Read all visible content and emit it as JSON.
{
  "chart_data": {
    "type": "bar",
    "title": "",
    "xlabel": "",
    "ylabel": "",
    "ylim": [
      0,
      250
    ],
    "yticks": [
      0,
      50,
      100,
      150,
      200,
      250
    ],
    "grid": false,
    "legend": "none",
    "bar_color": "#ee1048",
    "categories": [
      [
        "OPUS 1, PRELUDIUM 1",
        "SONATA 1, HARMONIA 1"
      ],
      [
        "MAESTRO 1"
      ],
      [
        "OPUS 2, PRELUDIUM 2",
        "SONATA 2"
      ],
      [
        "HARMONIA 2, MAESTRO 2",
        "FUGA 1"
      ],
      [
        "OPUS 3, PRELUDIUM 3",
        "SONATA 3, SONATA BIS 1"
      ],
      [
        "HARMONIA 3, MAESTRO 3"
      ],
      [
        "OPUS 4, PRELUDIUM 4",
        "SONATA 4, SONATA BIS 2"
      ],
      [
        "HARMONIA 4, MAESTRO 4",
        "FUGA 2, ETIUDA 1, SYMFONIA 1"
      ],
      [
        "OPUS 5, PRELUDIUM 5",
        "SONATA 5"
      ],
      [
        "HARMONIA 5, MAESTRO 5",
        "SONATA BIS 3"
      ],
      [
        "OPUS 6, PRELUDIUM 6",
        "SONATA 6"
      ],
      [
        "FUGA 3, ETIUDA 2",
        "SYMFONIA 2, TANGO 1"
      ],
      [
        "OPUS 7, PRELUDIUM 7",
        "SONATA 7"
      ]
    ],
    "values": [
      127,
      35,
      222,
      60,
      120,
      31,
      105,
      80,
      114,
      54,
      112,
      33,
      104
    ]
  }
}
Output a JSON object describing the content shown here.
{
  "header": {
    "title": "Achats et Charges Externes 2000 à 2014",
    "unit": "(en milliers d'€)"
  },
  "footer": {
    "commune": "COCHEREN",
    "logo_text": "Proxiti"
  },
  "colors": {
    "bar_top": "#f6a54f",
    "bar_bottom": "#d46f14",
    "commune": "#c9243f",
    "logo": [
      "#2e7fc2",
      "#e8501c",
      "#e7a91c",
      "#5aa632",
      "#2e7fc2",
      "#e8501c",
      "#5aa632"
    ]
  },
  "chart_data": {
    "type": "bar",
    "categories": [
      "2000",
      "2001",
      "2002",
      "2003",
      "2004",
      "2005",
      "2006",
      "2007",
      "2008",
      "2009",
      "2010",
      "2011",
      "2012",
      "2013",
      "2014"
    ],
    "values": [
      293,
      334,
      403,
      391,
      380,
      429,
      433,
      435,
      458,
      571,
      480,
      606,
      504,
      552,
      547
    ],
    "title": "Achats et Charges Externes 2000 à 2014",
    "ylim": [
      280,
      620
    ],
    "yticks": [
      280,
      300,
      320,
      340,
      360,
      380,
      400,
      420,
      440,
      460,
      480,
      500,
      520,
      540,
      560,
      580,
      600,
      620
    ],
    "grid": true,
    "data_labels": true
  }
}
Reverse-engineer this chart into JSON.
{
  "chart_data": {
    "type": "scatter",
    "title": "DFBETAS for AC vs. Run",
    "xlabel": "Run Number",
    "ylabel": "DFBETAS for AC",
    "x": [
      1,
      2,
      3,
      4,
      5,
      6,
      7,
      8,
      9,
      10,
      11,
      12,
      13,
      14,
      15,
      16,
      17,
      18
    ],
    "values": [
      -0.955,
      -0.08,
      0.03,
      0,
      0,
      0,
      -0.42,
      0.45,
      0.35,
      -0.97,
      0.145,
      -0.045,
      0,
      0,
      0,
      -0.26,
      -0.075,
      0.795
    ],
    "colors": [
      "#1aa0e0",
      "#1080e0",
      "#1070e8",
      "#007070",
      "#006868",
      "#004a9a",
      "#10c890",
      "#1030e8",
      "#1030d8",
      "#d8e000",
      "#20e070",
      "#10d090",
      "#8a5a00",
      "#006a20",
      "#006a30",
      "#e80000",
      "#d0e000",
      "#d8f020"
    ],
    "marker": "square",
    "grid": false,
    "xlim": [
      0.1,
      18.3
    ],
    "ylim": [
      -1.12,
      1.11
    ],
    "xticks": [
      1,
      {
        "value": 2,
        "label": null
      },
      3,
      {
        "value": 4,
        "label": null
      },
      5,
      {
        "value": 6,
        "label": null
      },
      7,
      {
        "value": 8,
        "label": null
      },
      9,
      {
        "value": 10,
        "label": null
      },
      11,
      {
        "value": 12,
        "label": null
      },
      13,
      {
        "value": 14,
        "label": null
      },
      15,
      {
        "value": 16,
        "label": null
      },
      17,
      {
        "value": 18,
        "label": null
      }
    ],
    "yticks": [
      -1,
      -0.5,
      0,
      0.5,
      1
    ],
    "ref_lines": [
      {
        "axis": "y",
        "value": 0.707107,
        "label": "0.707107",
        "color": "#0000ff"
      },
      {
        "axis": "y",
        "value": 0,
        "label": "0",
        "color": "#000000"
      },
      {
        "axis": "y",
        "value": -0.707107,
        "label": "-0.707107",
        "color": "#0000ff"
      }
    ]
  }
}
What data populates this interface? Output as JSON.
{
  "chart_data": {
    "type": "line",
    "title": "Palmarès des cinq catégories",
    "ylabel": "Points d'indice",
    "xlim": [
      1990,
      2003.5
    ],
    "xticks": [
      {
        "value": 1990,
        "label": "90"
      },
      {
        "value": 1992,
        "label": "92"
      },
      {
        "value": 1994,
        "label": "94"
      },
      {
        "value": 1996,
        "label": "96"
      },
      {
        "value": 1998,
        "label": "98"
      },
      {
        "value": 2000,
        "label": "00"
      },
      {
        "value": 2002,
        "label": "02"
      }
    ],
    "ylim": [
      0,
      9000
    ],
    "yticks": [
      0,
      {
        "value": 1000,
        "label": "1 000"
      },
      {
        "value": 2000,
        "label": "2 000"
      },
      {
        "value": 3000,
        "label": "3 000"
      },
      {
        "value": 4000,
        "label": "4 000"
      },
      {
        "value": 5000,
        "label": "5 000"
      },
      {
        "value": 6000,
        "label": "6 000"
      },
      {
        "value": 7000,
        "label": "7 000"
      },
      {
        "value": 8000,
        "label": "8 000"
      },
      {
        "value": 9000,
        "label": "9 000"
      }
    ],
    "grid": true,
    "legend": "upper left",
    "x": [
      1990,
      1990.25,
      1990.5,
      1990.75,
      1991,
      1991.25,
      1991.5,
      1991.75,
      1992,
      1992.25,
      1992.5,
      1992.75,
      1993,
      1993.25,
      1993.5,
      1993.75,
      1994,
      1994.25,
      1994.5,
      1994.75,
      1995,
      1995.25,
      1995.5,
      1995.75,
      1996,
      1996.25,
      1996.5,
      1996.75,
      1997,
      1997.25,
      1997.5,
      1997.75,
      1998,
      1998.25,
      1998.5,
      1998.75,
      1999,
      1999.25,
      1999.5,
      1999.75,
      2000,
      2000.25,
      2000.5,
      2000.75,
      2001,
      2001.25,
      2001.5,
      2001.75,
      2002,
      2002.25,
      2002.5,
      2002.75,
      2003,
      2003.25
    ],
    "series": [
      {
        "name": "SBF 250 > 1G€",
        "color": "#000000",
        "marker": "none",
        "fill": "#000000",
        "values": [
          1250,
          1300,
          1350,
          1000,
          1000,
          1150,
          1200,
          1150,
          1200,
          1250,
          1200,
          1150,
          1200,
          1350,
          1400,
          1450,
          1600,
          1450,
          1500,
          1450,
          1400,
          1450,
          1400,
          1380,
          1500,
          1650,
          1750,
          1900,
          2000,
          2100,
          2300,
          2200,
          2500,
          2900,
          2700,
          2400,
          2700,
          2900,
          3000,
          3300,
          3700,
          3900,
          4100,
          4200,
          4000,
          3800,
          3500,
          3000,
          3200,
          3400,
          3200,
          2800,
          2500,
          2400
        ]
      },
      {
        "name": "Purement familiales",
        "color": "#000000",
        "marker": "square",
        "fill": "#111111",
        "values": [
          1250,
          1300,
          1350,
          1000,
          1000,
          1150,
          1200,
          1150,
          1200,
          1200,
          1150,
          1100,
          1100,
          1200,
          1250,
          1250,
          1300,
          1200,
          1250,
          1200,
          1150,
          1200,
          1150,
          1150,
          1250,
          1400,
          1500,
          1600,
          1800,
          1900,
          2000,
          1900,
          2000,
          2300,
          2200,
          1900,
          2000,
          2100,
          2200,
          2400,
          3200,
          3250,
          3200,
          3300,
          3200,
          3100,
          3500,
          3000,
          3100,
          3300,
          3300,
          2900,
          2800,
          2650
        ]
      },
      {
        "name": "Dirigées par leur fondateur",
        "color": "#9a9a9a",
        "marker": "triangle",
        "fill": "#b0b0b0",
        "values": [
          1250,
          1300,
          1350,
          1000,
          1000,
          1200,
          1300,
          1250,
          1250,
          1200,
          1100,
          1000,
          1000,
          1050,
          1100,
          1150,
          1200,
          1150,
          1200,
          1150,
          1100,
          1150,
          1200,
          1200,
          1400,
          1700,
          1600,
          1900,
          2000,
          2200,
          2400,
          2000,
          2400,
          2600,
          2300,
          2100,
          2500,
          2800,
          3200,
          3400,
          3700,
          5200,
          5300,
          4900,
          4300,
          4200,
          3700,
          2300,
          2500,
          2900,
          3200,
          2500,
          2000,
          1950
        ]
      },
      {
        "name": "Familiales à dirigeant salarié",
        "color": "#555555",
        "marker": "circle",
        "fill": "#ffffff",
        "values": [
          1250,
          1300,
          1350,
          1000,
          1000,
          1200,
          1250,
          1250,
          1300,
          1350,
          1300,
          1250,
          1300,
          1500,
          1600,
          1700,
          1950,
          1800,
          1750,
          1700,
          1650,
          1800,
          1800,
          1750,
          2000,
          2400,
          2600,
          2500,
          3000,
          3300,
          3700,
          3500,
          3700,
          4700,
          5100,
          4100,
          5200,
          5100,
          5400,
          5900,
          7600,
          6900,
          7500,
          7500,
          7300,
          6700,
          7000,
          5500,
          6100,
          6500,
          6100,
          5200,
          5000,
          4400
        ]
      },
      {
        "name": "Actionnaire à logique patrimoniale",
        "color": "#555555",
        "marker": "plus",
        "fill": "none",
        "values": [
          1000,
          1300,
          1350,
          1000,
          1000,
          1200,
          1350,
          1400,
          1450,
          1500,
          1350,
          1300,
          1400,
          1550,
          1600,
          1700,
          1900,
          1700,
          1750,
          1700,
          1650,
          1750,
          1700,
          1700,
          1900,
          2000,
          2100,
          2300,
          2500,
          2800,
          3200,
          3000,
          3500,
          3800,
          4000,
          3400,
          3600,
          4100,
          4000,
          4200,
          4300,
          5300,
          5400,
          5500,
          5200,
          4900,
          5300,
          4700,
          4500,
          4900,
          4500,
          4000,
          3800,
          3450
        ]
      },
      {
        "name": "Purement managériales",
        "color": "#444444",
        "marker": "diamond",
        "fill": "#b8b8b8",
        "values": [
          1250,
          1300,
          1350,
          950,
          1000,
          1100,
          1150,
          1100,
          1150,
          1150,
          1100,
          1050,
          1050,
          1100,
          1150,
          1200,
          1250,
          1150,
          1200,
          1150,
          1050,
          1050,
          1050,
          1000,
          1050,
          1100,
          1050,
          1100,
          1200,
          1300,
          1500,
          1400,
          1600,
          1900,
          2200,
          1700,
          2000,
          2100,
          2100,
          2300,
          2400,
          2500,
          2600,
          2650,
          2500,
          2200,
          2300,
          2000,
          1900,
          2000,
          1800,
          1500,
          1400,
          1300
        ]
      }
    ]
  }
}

───

Lines from the records above that hold "this" are the ones to list.

Reverse-engineer this chart into JSON.
What data populates this interface? Output as JSON.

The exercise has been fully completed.